**Required task**
Exactly the lines from the one containing "Read all visible content and emit it as JSON." through the end of the data below are to be reproduced, and nothing besides them.

───── Listed entries

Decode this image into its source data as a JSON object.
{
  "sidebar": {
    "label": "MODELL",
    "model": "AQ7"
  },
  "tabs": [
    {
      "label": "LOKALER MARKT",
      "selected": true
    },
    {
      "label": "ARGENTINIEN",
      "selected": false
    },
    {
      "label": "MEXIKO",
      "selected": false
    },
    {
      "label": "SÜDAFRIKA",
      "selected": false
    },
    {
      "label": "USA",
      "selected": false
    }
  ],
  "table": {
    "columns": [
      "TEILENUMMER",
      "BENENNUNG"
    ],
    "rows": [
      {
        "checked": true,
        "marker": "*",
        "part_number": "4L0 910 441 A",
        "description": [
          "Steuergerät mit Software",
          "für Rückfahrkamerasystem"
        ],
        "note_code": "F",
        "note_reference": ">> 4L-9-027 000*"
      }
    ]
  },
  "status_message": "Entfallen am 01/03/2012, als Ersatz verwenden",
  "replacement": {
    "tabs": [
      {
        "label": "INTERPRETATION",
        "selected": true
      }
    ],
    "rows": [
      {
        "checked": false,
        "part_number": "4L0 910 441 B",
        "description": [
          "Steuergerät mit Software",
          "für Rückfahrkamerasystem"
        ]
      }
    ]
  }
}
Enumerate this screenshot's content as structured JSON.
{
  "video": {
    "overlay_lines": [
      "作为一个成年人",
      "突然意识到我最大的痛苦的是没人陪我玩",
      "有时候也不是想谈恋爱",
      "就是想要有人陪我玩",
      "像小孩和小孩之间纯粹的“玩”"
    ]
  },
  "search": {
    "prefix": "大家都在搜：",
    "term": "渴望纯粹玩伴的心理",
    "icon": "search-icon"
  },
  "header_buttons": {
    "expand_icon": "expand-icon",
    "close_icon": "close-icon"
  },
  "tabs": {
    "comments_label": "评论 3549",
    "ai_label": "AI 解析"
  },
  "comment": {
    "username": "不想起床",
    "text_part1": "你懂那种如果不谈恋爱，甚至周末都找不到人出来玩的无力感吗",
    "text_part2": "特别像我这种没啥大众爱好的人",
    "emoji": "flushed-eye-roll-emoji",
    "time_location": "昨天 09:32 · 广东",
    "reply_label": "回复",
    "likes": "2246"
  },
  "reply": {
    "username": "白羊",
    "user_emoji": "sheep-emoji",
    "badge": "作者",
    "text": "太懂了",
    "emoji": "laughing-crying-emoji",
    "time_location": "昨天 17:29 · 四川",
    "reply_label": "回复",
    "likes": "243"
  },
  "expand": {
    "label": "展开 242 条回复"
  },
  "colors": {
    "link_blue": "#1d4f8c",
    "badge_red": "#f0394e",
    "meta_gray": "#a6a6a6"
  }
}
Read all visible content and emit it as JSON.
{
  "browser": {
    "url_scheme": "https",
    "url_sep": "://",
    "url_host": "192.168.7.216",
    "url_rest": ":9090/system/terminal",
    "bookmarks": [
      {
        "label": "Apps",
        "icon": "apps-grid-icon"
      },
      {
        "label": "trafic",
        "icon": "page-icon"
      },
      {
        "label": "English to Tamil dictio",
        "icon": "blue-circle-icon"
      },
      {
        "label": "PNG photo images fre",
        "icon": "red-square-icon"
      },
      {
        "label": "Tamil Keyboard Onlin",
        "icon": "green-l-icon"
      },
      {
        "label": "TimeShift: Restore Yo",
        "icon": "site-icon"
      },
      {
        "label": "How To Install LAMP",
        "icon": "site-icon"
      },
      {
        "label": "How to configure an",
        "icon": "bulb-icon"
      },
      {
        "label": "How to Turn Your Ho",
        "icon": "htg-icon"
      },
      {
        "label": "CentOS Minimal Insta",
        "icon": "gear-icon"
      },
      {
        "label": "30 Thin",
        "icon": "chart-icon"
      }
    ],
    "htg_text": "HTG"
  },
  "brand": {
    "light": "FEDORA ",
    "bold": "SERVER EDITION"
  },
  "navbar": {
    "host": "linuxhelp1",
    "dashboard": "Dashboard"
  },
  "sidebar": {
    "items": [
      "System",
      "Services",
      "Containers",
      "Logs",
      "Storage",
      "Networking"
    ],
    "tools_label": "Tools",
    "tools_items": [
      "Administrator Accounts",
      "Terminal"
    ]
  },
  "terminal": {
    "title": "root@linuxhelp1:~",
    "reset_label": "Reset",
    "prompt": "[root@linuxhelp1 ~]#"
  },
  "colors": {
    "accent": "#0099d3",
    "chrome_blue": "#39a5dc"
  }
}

──────────

**Finished task**
Read all visible content and emit it as JSON.
{
  "browser": {
    "url_scheme": "https",
    "url_sep": "://",
    "url_host": "192.168.7.216",
    "url_rest": ":9090/system/terminal",
    "bookmarks": [
      {
        "label": "Apps",
        "icon": "apps-grid-icon"
      },
      {
        "label": "trafic",
        "icon": "page-icon"
      },
      {
        "label": "English to Tamil dictio",
        "icon": "blue-circle-icon"
      },
      {
        "label": "PNG photo images fre",
        "icon": "red-square-icon"
      },
      {
        "label": "Tamil Keyboard Onlin",
        "icon": "green-l-icon"
      },
      {
        "label": "TimeShift: Restore Yo",
        "icon": "site-icon"
      },
      {
        "label": "How To Install LAMP",
        "icon": "site-icon"
      },
      {
        "label": "How to configure an",
        "icon": "bulb-icon"
      },
      {
        "label": "How to Turn Your Ho",
        "icon": "htg-icon"
      },
      {
        "label": "CentOS Minimal Insta",
        "icon": "gear-icon"
      },
      {
        "label": "30 Thin",
        "icon": "chart-icon"
      }
    ],
    "htg_text": "HTG"
  },
  "brand": {
    "light": "FEDORA ",
    "bold": "SERVER EDITION"
  },
  "navbar": {
    "host": "linuxhelp1",
    "dashboard": "Dashboard"
  },
  "sidebar": {
    "items": [
      "System",
      "Services",
      "Containers",
      "Logs",
      "Storage",
      "Networking"
    ],
    "tools_label": "Tools",
    "tools_items": [
      "Administrator Accounts",
      "Terminal"
    ]
  },
  "terminal": {
    "title": "root@linuxhelp1:~",
    "reset_label": "Reset",
    "prompt": "[root@linuxhelp1 ~]#"
  },
  "colors": {
    "accent": "#0099d3",
    "chrome_blue": "#39a5dc"
  }
}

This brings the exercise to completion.